◆ **REQUIRED TASK**: Repeat the lines that follow, leaving nothing out.

(Records about charts and figures)
=-=-=-=-=

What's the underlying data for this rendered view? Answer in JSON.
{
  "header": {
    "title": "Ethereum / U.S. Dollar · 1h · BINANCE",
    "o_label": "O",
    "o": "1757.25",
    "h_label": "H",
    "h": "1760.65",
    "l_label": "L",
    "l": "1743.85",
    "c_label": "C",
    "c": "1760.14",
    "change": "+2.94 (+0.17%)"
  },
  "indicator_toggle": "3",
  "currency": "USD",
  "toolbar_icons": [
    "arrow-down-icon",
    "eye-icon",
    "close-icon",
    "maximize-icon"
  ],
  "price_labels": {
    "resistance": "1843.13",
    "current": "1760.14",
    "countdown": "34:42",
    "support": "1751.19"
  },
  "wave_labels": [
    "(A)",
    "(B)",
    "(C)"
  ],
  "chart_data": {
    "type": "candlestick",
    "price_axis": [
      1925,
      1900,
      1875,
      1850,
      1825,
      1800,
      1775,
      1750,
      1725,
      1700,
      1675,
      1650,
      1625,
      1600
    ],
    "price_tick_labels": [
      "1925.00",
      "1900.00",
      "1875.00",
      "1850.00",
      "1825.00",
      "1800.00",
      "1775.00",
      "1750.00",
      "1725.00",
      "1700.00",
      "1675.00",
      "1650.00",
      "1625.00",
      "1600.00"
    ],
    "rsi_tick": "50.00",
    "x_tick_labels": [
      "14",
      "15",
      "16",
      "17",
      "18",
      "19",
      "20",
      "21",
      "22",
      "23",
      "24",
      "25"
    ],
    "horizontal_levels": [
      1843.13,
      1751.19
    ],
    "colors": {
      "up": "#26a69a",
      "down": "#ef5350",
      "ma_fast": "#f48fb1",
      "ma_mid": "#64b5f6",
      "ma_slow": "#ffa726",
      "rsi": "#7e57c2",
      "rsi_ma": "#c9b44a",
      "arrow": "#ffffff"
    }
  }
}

=-=-=-=-=

◆ **ANSWER TO THIS EXERCISE**:
What's the underlying data for this rendered view? Answer in JSON.
{
  "header": {
    "title": "Ethereum / U.S. Dollar · 1h · BINANCE",
    "o_label": "O",
    "o": "1757.25",
    "h_label": "H",
    "h": "1760.65",
    "l_label": "L",
    "l": "1743.85",
    "c_label": "C",
    "c": "1760.14",
    "change": "+2.94 (+0.17%)"
  },
  "indicator_toggle": "3",
  "currency": "USD",
  "toolbar_icons": [
    "arrow-down-icon",
    "eye-icon",
    "close-icon",
    "maximize-icon"
  ],
  "price_labels": {
    "resistance": "1843.13",
    "current": "1760.14",
    "countdown": "34:42",
    "support": "1751.19"
  },
  "wave_labels": [
    "(A)",
    "(B)",
    "(C)"
  ],
  "chart_data": {
    "type": "candlestick",
    "price_axis": [
      1925,
      1900,
      1875,
      1850,
      1825,
      1800,
      1775,
      1750,
      1725,
      1700,
      1675,
      1650,
      1625,
      1600
    ],
    "price_tick_labels": [
      "1925.00",
      "1900.00",
      "1875.00",
      "1850.00",
      "1825.00",
      "1800.00",
      "1775.00",
      "1750.00",
      "1725.00",
      "1700.00",
      "1675.00",
      "1650.00",
      "1625.00",
      "1600.00"
    ],
    "rsi_tick": "50.00",
    "x_tick_labels": [
      "14",
      "15",
      "16",
      "17",
      "18",
      "19",
      "20",
      "21",
      "22",
      "23",
      "24",
      "25"
    ],
    "horizontal_levels": [
      1843.13,
      1751.19
    ],
    "colors": {
      "up": "#26a69a",
      "down": "#ef5350",
      "ma_fast": "#f48fb1",
      "ma_mid": "#64b5f6",
      "ma_slow": "#ffa726",
      "rsi": "#7e57c2",
      "rsi_ma": "#c9b44a",
      "arrow": "#ffffff"
    }
  }
}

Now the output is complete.